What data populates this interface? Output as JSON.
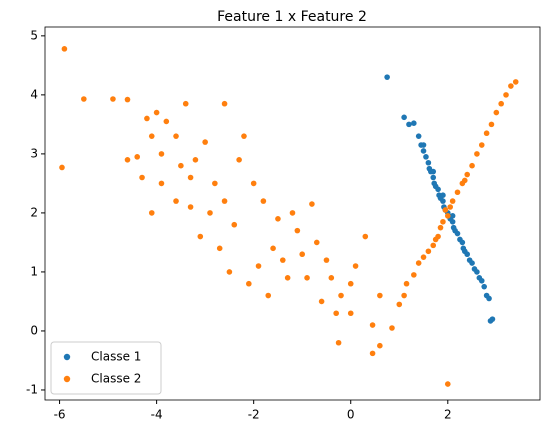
{
  "chart_data": {
    "type": "scatter",
    "title": "Feature 1 x Feature 2",
    "xlim": [
      -6.3,
      3.9
    ],
    "ylim": [
      -1.17,
      5.15
    ],
    "xticks": [
      -6,
      -4,
      -2,
      0,
      2
    ],
    "yticks": [
      -1,
      0,
      1,
      2,
      3,
      4,
      5
    ],
    "legend": "lower left",
    "series": [
      {
        "name": "Classe 1",
        "color": "#1f77b4",
        "x": [
          1.1,
          1.2,
          1.3,
          1.4,
          1.45,
          1.5,
          1.55,
          1.6,
          1.62,
          1.65,
          1.7,
          1.72,
          1.75,
          1.8,
          1.82,
          1.85,
          1.9,
          1.92,
          1.95,
          2.0,
          2.02,
          2.05,
          2.1,
          2.12,
          2.15,
          2.2,
          2.25,
          2.3,
          2.32,
          2.35,
          2.4,
          2.45,
          2.5,
          2.55,
          2.6,
          2.65,
          2.7,
          2.75,
          2.8,
          2.85,
          0.75,
          2.88,
          2.92,
          1.5,
          1.7,
          1.9,
          2.1
        ],
        "y": [
          3.62,
          3.5,
          3.52,
          3.3,
          3.15,
          3.05,
          2.95,
          2.85,
          2.75,
          2.7,
          2.6,
          2.5,
          2.45,
          2.4,
          2.3,
          2.25,
          2.2,
          2.1,
          2.05,
          2.0,
          1.95,
          1.9,
          1.85,
          1.75,
          1.7,
          1.65,
          1.55,
          1.5,
          1.4,
          1.35,
          1.3,
          1.2,
          1.15,
          1.05,
          1.0,
          0.9,
          0.85,
          0.75,
          0.6,
          0.55,
          4.3,
          0.17,
          0.2,
          3.15,
          2.7,
          2.3,
          1.95
        ]
      },
      {
        "name": "Classe 2",
        "color": "#ff7f0e",
        "x": [
          0.45,
          0.6,
          0.85,
          1.0,
          1.1,
          1.15,
          1.3,
          1.4,
          1.5,
          1.6,
          1.7,
          1.8,
          1.85,
          1.9,
          2.0,
          2.05,
          2.1,
          2.2,
          2.3,
          2.4,
          2.5,
          2.6,
          2.7,
          2.8,
          2.9,
          3.0,
          3.1,
          3.2,
          3.3,
          3.4,
          1.95,
          1.75,
          2.35,
          2.0,
          -5.9,
          -5.95,
          -5.5,
          -4.9,
          -4.6,
          -4.2,
          -4.0,
          -3.8,
          -4.1,
          -3.4,
          -3.6,
          -3.9,
          -4.4,
          -4.3,
          -3.9,
          -4.1,
          -3.6,
          -3.3,
          -3.2,
          -3.0,
          -2.6,
          -2.2,
          -2.3,
          -2.8,
          -3.3,
          -3.1,
          -2.6,
          -2.4,
          -2.0,
          -1.8,
          -1.5,
          -1.2,
          -0.8,
          -1.6,
          -1.9,
          -2.1,
          -2.5,
          -1.3,
          -1.0,
          -0.7,
          -0.5,
          -0.4,
          -0.2,
          0.0,
          0.3,
          0.1,
          -0.6,
          -0.3,
          0.45,
          -0.25,
          0.6,
          -1.1,
          -2.9,
          -3.5,
          -1.7,
          0.0,
          -4.6,
          -2.7,
          -1.4,
          -0.9
        ],
        "y": [
          -0.38,
          -0.25,
          0.05,
          0.45,
          0.6,
          0.8,
          0.95,
          1.15,
          1.25,
          1.35,
          1.45,
          1.6,
          1.75,
          1.85,
          1.95,
          2.1,
          2.2,
          2.35,
          2.5,
          2.65,
          2.8,
          3.0,
          3.15,
          3.35,
          3.5,
          3.7,
          3.85,
          4.0,
          4.15,
          4.22,
          2.05,
          1.55,
          2.55,
          -0.9,
          4.78,
          2.77,
          3.93,
          3.93,
          3.92,
          3.6,
          3.7,
          3.55,
          3.3,
          3.85,
          3.3,
          3.0,
          2.95,
          2.6,
          2.5,
          2.0,
          2.2,
          2.6,
          2.9,
          3.2,
          3.85,
          3.3,
          2.9,
          2.5,
          2.1,
          1.6,
          2.2,
          1.8,
          2.5,
          2.2,
          1.9,
          2.0,
          2.15,
          1.4,
          1.1,
          0.8,
          1.0,
          0.9,
          1.3,
          1.5,
          1.2,
          0.9,
          0.6,
          0.8,
          1.6,
          1.1,
          0.5,
          0.3,
          0.1,
          -0.2,
          0.6,
          1.7,
          2.0,
          2.8,
          0.6,
          0.3,
          2.9,
          1.4,
          1.2,
          0.9
        ]
      }
    ]
  }
}
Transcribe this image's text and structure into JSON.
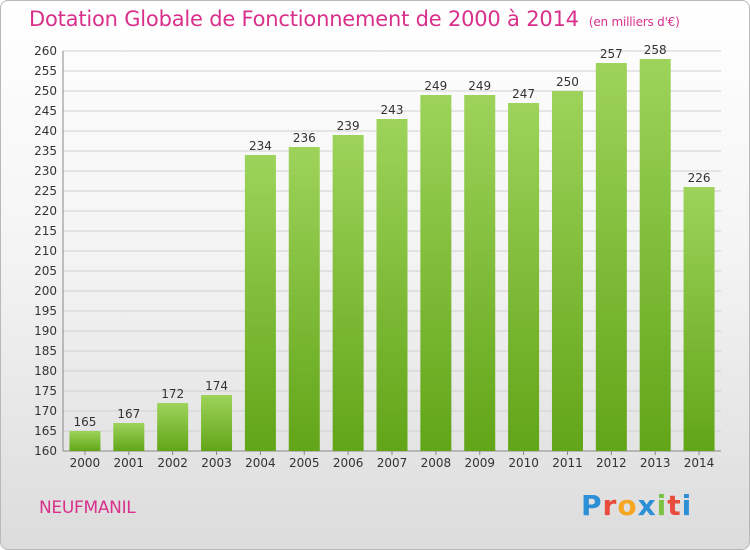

- - -

• **SET EXERCISE**: Leave out the pictures and copy every record above exactly.

• **FINISHED EXERCISE**:
What data populates this interface? Output as JSON.
{
  "chart_data": {
    "type": "scatter",
    "title": "Feature 1 x Feature 2",
    "xlim": [
      -6.3,
      3.9
    ],
    "ylim": [
      -1.17,
      5.15
    ],
    "xticks": [
      -6,
      -4,
      -2,
      0,
      2
    ],
    "yticks": [
      -1,
      0,
      1,
      2,
      3,
      4,
      5
    ],
    "legend": "lower left",
    "series": [
      {
        "name": "Classe 1",
        "color": "#1f77b4",
        "x": [
          1.1,
          1.2,
          1.3,
          1.4,
          1.45,
          1.5,
          1.55,
          1.6,
          1.62,
          1.65,
          1.7,
          1.72,
          1.75,
          1.8,
          1.82,
          1.85,
          1.9,
          1.92,
          1.95,
          2.0,
          2.02,
          2.05,
          2.1,
          2.12,
          2.15,
          2.2,
          2.25,
          2.3,
          2.32,
          2.35,
          2.4,
          2.45,
          2.5,
          2.55,
          2.6,
          2.65,
          2.7,
          2.75,
          2.8,
          2.85,
          0.75,
          2.88,
          2.92,
          1.5,
          1.7,
          1.9,
          2.1
        ],
        "y": [
          3.62,
          3.5,
          3.52,
          3.3,
          3.15,
          3.05,
          2.95,
          2.85,
          2.75,
          2.7,
          2.6,
          2.5,
          2.45,
          2.4,
          2.3,
          2.25,
          2.2,
          2.1,
          2.05,
          2.0,
          1.95,
          1.9,
          1.85,
          1.75,
          1.7,
          1.65,
          1.55,
          1.5,
          1.4,
          1.35,
          1.3,
          1.2,
          1.15,
          1.05,
          1.0,
          0.9,
          0.85,
          0.75,
          0.6,
          0.55,
          4.3,
          0.17,
          0.2,
          3.15,
          2.7,
          2.3,
          1.95
        ]
      },
      {
        "name": "Classe 2",
        "color": "#ff7f0e",
        "x": [
          0.45,
          0.6,
          0.85,
          1.0,
          1.1,
          1.15,
          1.3,
          1.4,
          1.5,
          1.6,
          1.7,
          1.8,
          1.85,
          1.9,
          2.0,
          2.05,
          2.1,
          2.2,
          2.3,
          2.4,
          2.5,
          2.6,
          2.7,
          2.8,
          2.9,
          3.0,
          3.1,
          3.2,
          3.3,
          3.4,
          1.95,
          1.75,
          2.35,
          2.0,
          -5.9,
          -5.95,
          -5.5,
          -4.9,
          -4.6,
          -4.2,
          -4.0,
          -3.8,
          -4.1,
          -3.4,
          -3.6,
          -3.9,
          -4.4,
          -4.3,
          -3.9,
          -4.1,
          -3.6,
          -3.3,
          -3.2,
          -3.0,
          -2.6,
          -2.2,
          -2.3,
          -2.8,
          -3.3,
          -3.1,
          -2.6,
          -2.4,
          -2.0,
          -1.8,
          -1.5,
          -1.2,
          -0.8,
          -1.6,
          -1.9,
          -2.1,
          -2.5,
          -1.3,
          -1.0,
          -0.7,
          -0.5,
          -0.4,
          -0.2,
          0.0,
          0.3,
          0.1,
          -0.6,
          -0.3,
          0.45,
          -0.25,
          0.6,
          -1.1,
          -2.9,
          -3.5,
          -1.7,
          0.0,
          -4.6,
          -2.7,
          -1.4,
          -0.9
        ],
        "y": [
          -0.38,
          -0.25,
          0.05,
          0.45,
          0.6,
          0.8,
          0.95,
          1.15,
          1.25,
          1.35,
          1.45,
          1.6,
          1.75,
          1.85,
          1.95,
          2.1,
          2.2,
          2.35,
          2.5,
          2.65,
          2.8,
          3.0,
          3.15,
          3.35,
          3.5,
          3.7,
          3.85,
          4.0,
          4.15,
          4.22,
          2.05,
          1.55,
          2.55,
          -0.9,
          4.78,
          2.77,
          3.93,
          3.93,
          3.92,
          3.6,
          3.7,
          3.55,
          3.3,
          3.85,
          3.3,
          3.0,
          2.95,
          2.6,
          2.5,
          2.0,
          2.2,
          2.6,
          2.9,
          3.2,
          3.85,
          3.3,
          2.9,
          2.5,
          2.1,
          1.6,
          2.2,
          1.8,
          2.5,
          2.2,
          1.9,
          2.0,
          2.15,
          1.4,
          1.1,
          0.8,
          1.0,
          0.9,
          1.3,
          1.5,
          1.2,
          0.9,
          0.6,
          0.8,
          1.6,
          1.1,
          0.5,
          0.3,
          0.1,
          -0.2,
          0.6,
          1.7,
          2.0,
          2.8,
          0.6,
          0.3,
          2.9,
          1.4,
          1.2,
          0.9
        ]
      }
    ]
  }
}
Transcribe this image's text and structure into JSON.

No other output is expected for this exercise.